Extrait fourni:
Judith Wiart a une écriture très Nouvelle Vague, faite de flashs, chaque page est une diapositive rapidement projetée et retirée. Ces dernières ne sont d’ailleurs pas dans l’ordre mais ce n’est pas grave, le puzzle se reconstitue dans nos têtes pour nous faire jouer en lecture, jouer avec l’écrivain. Nous aussi, nous sommes restés enfant.
Les anecdotes ont-elles un sens ? Pas sûr. Alors qu’est-ce qui fait que ces images restent et encombrent nos mémoires ? L’être trouve-t-il refuge dans l’accessoire ? Toute la vie y a parfois été misée : une boum le dernier jour de colo et le monde d’écroule, puisque l’amour arrive trop tard. Et pourtant dès le début, les deuils s’échinent à faire vieillir et à quitter l’enfance, un simple amour de jeunesse bien sûr et aussi la leucémie du cousin. Foutu destin ! pourquoi faut-il toujours que l’imagination soit dépassée par ce réel sans narration ?

Consigne A: Traduisez en anglais la phrase « Les anecdotes ont-elles un sens ? », tirée de l'extrait fourni.
L'extrait fourni et les enregistrements ne proviennent pas de la même source.

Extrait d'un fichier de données
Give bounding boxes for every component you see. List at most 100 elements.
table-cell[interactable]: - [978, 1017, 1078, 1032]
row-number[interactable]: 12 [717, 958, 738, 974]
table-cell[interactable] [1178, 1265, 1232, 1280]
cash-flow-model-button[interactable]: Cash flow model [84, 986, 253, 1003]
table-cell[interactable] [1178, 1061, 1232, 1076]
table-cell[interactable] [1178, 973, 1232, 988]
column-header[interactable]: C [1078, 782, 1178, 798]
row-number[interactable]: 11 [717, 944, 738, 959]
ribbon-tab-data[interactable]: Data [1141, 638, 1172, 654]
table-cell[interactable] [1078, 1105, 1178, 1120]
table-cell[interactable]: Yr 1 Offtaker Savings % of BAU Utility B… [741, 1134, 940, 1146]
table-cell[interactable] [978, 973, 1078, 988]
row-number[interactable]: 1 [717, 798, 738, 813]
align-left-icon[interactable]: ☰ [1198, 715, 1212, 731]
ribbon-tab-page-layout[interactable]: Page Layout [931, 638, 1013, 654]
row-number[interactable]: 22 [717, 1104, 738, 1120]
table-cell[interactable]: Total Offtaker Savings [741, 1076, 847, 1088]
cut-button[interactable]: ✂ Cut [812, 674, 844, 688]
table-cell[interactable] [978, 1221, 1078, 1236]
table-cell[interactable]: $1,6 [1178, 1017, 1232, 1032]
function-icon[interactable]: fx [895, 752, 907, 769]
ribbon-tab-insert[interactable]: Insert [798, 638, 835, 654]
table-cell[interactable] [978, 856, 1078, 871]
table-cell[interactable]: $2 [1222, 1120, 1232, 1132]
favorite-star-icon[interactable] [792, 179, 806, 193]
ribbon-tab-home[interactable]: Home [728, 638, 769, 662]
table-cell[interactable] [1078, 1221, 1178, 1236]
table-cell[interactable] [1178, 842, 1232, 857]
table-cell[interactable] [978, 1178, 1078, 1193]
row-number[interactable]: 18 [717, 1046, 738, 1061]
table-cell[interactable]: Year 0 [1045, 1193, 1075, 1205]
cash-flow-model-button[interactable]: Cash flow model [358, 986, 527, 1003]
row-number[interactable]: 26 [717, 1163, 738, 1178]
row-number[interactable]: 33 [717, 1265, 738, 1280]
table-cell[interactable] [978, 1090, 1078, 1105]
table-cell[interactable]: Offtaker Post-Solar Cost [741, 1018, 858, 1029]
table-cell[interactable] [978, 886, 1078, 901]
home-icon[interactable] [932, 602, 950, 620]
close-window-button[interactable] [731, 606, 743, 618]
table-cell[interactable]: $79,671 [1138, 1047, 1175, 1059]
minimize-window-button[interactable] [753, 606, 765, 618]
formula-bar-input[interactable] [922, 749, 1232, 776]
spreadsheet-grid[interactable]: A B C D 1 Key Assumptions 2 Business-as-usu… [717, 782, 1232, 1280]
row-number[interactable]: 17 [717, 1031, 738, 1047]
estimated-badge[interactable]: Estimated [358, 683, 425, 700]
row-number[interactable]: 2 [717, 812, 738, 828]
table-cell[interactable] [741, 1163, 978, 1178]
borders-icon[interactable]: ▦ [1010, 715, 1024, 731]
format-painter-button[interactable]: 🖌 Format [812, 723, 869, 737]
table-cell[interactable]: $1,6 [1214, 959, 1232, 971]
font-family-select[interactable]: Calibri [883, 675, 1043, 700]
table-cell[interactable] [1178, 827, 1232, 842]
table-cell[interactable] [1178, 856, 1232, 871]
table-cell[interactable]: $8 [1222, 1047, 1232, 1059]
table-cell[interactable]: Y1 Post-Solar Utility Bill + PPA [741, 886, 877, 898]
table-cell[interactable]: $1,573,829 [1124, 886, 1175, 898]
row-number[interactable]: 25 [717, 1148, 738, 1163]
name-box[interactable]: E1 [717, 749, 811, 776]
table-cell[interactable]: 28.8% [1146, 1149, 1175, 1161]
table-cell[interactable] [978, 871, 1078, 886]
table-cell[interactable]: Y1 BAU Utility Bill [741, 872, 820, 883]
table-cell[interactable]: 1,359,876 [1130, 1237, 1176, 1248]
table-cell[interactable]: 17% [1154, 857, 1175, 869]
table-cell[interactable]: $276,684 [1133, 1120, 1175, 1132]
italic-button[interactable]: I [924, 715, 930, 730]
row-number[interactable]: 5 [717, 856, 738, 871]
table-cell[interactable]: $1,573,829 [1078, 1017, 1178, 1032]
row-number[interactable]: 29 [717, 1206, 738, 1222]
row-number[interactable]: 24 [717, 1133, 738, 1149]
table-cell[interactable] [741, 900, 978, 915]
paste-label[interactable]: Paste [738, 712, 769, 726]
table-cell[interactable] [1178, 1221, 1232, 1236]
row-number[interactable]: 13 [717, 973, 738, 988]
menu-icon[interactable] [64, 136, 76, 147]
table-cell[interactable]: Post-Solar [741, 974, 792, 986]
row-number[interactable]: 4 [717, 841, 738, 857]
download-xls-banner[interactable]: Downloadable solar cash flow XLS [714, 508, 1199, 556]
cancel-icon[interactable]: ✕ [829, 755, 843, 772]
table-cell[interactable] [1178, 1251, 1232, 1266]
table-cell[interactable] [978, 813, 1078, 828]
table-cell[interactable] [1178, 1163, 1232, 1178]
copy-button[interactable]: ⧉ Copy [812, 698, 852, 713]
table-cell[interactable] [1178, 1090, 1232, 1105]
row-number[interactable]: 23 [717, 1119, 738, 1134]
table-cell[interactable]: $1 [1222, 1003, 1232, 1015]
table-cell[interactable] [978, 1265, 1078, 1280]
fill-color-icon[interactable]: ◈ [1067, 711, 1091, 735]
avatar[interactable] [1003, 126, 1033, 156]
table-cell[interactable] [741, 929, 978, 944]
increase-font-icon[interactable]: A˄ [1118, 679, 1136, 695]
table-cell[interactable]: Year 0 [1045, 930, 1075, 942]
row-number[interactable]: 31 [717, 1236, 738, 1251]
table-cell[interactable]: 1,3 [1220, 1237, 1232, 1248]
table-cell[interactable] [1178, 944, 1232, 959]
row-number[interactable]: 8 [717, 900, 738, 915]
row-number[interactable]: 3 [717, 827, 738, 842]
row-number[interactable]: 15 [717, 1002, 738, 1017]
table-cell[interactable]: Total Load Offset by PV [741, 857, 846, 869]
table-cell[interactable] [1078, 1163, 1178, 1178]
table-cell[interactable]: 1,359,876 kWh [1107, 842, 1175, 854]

Consigne B: Relevez chaque ligne des enregistrements qui contient la chaîne « Bill ».

Réponse attendue A: Do the anecdotes have any meaning?

Réponse attendue B:
table-cell[interactable]: Y1 Post-Solar Utility Bill + PPA [741, 886, 877, 898]
table-cell[interactable]: Y1 BAU Utility Bill [741, 872, 820, 883]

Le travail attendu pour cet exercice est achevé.